____ SOURCE MATERIAL
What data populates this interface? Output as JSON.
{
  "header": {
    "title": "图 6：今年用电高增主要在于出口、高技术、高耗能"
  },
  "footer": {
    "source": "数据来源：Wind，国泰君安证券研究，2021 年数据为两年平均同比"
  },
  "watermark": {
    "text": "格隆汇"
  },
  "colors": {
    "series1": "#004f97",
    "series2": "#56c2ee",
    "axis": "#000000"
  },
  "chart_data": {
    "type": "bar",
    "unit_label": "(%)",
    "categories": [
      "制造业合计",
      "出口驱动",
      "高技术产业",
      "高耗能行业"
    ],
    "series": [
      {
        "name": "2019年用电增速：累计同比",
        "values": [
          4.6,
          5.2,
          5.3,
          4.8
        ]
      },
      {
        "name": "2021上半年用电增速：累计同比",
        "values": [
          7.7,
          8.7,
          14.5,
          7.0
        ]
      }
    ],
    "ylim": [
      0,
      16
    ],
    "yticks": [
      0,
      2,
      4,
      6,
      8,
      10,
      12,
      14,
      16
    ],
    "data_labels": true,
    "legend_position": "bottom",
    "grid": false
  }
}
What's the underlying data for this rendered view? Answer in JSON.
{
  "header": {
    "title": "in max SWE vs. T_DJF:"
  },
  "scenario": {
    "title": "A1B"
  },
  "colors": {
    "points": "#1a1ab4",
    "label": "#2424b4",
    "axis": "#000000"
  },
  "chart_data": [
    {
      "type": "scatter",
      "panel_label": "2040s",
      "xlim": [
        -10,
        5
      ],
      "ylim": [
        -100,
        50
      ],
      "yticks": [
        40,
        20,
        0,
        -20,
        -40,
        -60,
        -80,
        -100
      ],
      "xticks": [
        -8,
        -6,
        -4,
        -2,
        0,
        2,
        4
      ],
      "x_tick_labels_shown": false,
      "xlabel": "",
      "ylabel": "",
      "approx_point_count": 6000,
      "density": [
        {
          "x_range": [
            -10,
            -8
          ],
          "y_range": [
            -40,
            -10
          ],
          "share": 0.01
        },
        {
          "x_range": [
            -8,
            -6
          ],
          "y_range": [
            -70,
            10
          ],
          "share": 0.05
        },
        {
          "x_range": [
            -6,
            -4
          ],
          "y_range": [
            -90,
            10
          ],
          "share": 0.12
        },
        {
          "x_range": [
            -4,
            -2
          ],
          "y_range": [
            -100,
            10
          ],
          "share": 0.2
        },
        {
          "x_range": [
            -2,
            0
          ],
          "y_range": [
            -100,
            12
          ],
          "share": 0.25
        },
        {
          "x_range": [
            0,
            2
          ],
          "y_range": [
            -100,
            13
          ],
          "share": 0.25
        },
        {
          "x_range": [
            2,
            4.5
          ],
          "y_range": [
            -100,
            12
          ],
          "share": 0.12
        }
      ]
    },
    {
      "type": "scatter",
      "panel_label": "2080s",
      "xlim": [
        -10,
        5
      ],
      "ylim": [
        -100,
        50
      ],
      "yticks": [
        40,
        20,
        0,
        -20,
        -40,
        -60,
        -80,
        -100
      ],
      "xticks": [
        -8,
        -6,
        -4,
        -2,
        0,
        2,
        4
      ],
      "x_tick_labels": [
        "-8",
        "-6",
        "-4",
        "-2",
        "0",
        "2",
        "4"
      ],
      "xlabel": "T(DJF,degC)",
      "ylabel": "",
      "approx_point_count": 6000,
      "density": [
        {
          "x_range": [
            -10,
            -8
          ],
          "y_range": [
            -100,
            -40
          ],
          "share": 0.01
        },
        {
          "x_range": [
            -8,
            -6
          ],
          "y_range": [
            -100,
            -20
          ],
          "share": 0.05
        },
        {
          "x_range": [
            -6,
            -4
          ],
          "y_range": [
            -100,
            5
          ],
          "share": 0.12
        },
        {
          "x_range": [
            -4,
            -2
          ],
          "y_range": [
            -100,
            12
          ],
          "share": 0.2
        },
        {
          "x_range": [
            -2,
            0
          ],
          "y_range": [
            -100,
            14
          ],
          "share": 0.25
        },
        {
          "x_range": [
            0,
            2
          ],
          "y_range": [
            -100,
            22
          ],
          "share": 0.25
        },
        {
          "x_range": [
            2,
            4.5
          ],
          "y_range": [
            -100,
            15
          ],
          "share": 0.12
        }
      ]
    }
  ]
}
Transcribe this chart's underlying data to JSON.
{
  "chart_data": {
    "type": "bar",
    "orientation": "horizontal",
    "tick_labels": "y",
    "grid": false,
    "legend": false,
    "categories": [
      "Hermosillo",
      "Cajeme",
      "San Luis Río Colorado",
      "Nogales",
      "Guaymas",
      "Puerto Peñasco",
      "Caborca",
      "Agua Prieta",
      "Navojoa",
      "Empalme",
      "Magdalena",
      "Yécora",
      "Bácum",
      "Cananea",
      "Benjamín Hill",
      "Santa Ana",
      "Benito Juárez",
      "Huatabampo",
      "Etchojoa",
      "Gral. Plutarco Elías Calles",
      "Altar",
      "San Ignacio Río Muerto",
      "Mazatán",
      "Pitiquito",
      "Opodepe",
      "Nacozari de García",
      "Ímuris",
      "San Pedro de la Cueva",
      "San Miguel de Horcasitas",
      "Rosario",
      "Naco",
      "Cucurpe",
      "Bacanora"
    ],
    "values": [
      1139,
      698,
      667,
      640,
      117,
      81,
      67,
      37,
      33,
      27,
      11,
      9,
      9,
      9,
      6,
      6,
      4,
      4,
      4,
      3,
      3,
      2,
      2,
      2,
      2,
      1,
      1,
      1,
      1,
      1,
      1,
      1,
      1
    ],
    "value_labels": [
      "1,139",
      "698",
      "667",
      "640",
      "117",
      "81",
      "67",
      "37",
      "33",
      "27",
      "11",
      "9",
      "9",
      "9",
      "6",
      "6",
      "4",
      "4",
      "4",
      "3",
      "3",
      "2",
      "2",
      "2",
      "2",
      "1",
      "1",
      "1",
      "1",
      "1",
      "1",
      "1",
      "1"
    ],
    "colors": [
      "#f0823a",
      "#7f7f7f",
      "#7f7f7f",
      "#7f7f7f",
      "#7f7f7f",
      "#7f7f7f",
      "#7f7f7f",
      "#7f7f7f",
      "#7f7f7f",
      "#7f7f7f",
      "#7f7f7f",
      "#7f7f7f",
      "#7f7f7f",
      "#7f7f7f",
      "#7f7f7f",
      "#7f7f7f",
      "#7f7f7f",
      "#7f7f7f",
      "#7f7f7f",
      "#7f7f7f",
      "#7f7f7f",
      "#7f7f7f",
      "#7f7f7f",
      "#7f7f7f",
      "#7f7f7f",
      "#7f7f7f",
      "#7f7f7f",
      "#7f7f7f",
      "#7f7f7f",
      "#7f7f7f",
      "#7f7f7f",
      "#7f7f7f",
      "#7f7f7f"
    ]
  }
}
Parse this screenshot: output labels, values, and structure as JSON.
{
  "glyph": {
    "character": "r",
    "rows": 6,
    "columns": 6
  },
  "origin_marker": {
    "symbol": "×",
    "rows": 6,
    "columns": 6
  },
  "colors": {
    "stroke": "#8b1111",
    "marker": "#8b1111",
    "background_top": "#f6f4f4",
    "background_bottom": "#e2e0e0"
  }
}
________
• [WHAT TO DO]: Repeat the whole listing exactly, keeping every line intact.

• [COMPLETE RESPONSE]:
What data populates this interface? Output as JSON.
{
  "header": {
    "title": "图 6：今年用电高增主要在于出口、高技术、高耗能"
  },
  "footer": {
    "source": "数据来源：Wind，国泰君安证券研究，2021 年数据为两年平均同比"
  },
  "watermark": {
    "text": "格隆汇"
  },
  "colors": {
    "series1": "#004f97",
    "series2": "#56c2ee",
    "axis": "#000000"
  },
  "chart_data": {
    "type": "bar",
    "unit_label": "(%)",
    "categories": [
      "制造业合计",
      "出口驱动",
      "高技术产业",
      "高耗能行业"
    ],
    "series": [
      {
        "name": "2019年用电增速：累计同比",
        "values": [
          4.6,
          5.2,
          5.3,
          4.8
        ]
      },
      {
        "name": "2021上半年用电增速：累计同比",
        "values": [
          7.7,
          8.7,
          14.5,
          7.0
        ]
      }
    ],
    "ylim": [
      0,
      16
    ],
    "yticks": [
      0,
      2,
      4,
      6,
      8,
      10,
      12,
      14,
      16
    ],
    "data_labels": true,
    "legend_position": "bottom",
    "grid": false
  }
}
What's the underlying data for this rendered view? Answer in JSON.
{
  "header": {
    "title": "in max SWE vs. T_DJF:"
  },
  "scenario": {
    "title": "A1B"
  },
  "colors": {
    "points": "#1a1ab4",
    "label": "#2424b4",
    "axis": "#000000"
  },
  "chart_data": [
    {
      "type": "scatter",
      "panel_label": "2040s",
      "xlim": [
        -10,
        5
      ],
      "ylim": [
        -100,
        50
      ],
      "yticks": [
        40,
        20,
        0,
        -20,
        -40,
        -60,
        -80,
        -100
      ],
      "xticks": [
        -8,
        -6,
        -4,
        -2,
        0,
        2,
        4
      ],
      "x_tick_labels_shown": false,
      "xlabel": "",
      "ylabel": "",
      "approx_point_count": 6000,
      "density": [
        {
          "x_range": [
            -10,
            -8
          ],
          "y_range": [
            -40,
            -10
          ],
          "share": 0.01
        },
        {
          "x_range": [
            -8,
            -6
          ],
          "y_range": [
            -70,
            10
          ],
          "share": 0.05
        },
        {
          "x_range": [
            -6,
            -4
          ],
          "y_range": [
            -90,
            10
          ],
          "share": 0.12
        },
        {
          "x_range": [
            -4,
            -2
          ],
          "y_range": [
            -100,
            10
          ],
          "share": 0.2
        },
        {
          "x_range": [
            -2,
            0
          ],
          "y_range": [
            -100,
            12
          ],
          "share": 0.25
        },
        {
          "x_range": [
            0,
            2
          ],
          "y_range": [
            -100,
            13
          ],
          "share": 0.25
        },
        {
          "x_range": [
            2,
            4.5
          ],
          "y_range": [
            -100,
            12
          ],
          "share": 0.12
        }
      ]
    },
    {
      "type": "scatter",
      "panel_label": "2080s",
      "xlim": [
        -10,
        5
      ],
      "ylim": [
        -100,
        50
      ],
      "yticks": [
        40,
        20,
        0,
        -20,
        -40,
        -60,
        -80,
        -100
      ],
      "xticks": [
        -8,
        -6,
        -4,
        -2,
        0,
        2,
        4
      ],
      "x_tick_labels": [
        "-8",
        "-6",
        "-4",
        "-2",
        "0",
        "2",
        "4"
      ],
      "xlabel": "T(DJF,degC)",
      "ylabel": "",
      "approx_point_count": 6000,
      "density": [
        {
          "x_range": [
            -10,
            -8
          ],
          "y_range": [
            -100,
            -40
          ],
          "share": 0.01
        },
        {
          "x_range": [
            -8,
            -6
          ],
          "y_range": [
            -100,
            -20
          ],
          "share": 0.05
        },
        {
          "x_range": [
            -6,
            -4
          ],
          "y_range": [
            -100,
            5
          ],
          "share": 0.12
        },
        {
          "x_range": [
            -4,
            -2
          ],
          "y_range": [
            -100,
            12
          ],
          "share": 0.2
        },
        {
          "x_range": [
            -2,
            0
          ],
          "y_range": [
            -100,
            14
          ],
          "share": 0.25
        },
        {
          "x_range": [
            0,
            2
          ],
          "y_range": [
            -100,
            22
          ],
          "share": 0.25
        },
        {
          "x_range": [
            2,
            4.5
          ],
          "y_range": [
            -100,
            15
          ],
          "share": 0.12
        }
      ]
    }
  ]
}
Transcribe this chart's underlying data to JSON.
{
  "chart_data": {
    "type": "bar",
    "orientation": "horizontal",
    "tick_labels": "y",
    "grid": false,
    "legend": false,
    "categories": [
      "Hermosillo",
      "Cajeme",
      "San Luis Río Colorado",
      "Nogales",
      "Guaymas",
      "Puerto Peñasco",
      "Caborca",
      "Agua Prieta",
      "Navojoa",
      "Empalme",
      "Magdalena",
      "Yécora",
      "Bácum",
      "Cananea",
      "Benjamín Hill",
      "Santa Ana",
      "Benito Juárez",
      "Huatabampo",
      "Etchojoa",
      "Gral. Plutarco Elías Calles",
      "Altar",
      "San Ignacio Río Muerto",
      "Mazatán",
      "Pitiquito",
      "Opodepe",
      "Nacozari de García",
      "Ímuris",
      "San Pedro de la Cueva",
      "San Miguel de Horcasitas",
      "Rosario",
      "Naco",
      "Cucurpe",
      "Bacanora"
    ],
    "values": [
      1139,
      698,
      667,
      640,
      117,
      81,
      67,
      37,
      33,
      27,
      11,
      9,
      9,
      9,
      6,
      6,
      4,
      4,
      4,
      3,
      3,
      2,
      2,
      2,
      2,
      1,
      1,
      1,
      1,
      1,
      1,
      1,
      1
    ],
    "value_labels": [
      "1,139",
      "698",
      "667",
      "640",
      "117",
      "81",
      "67",
      "37",
      "33",
      "27",
      "11",
      "9",
      "9",
      "9",
      "6",
      "6",
      "4",
      "4",
      "4",
      "3",
      "3",
      "2",
      "2",
      "2",
      "2",
      "1",
      "1",
      "1",
      "1",
      "1",
      "1",
      "1",
      "1"
    ],
    "colors": [
      "#f0823a",
      "#7f7f7f",
      "#7f7f7f",
      "#7f7f7f",
      "#7f7f7f",
      "#7f7f7f",
      "#7f7f7f",
      "#7f7f7f",
      "#7f7f7f",
      "#7f7f7f",
      "#7f7f7f",
      "#7f7f7f",
      "#7f7f7f",
      "#7f7f7f",
      "#7f7f7f",
      "#7f7f7f",
      "#7f7f7f",
      "#7f7f7f",
      "#7f7f7f",
      "#7f7f7f",
      "#7f7f7f",
      "#7f7f7f",
      "#7f7f7f",
      "#7f7f7f",
      "#7f7f7f",
      "#7f7f7f",
      "#7f7f7f",
      "#7f7f7f",
      "#7f7f7f",
      "#7f7f7f",
      "#7f7f7f",
      "#7f7f7f",
      "#7f7f7f"
    ]
  }
}
Parse this screenshot: output labels, values, and structure as JSON.
{
  "glyph": {
    "character": "r",
    "rows": 6,
    "columns": 6
  },
  "origin_marker": {
    "symbol": "×",
    "rows": 6,
    "columns": 6
  },
  "colors": {
    "stroke": "#8b1111",
    "marker": "#8b1111",
    "background_top": "#f6f4f4",
    "background_bottom": "#e2e0e0"
  }
}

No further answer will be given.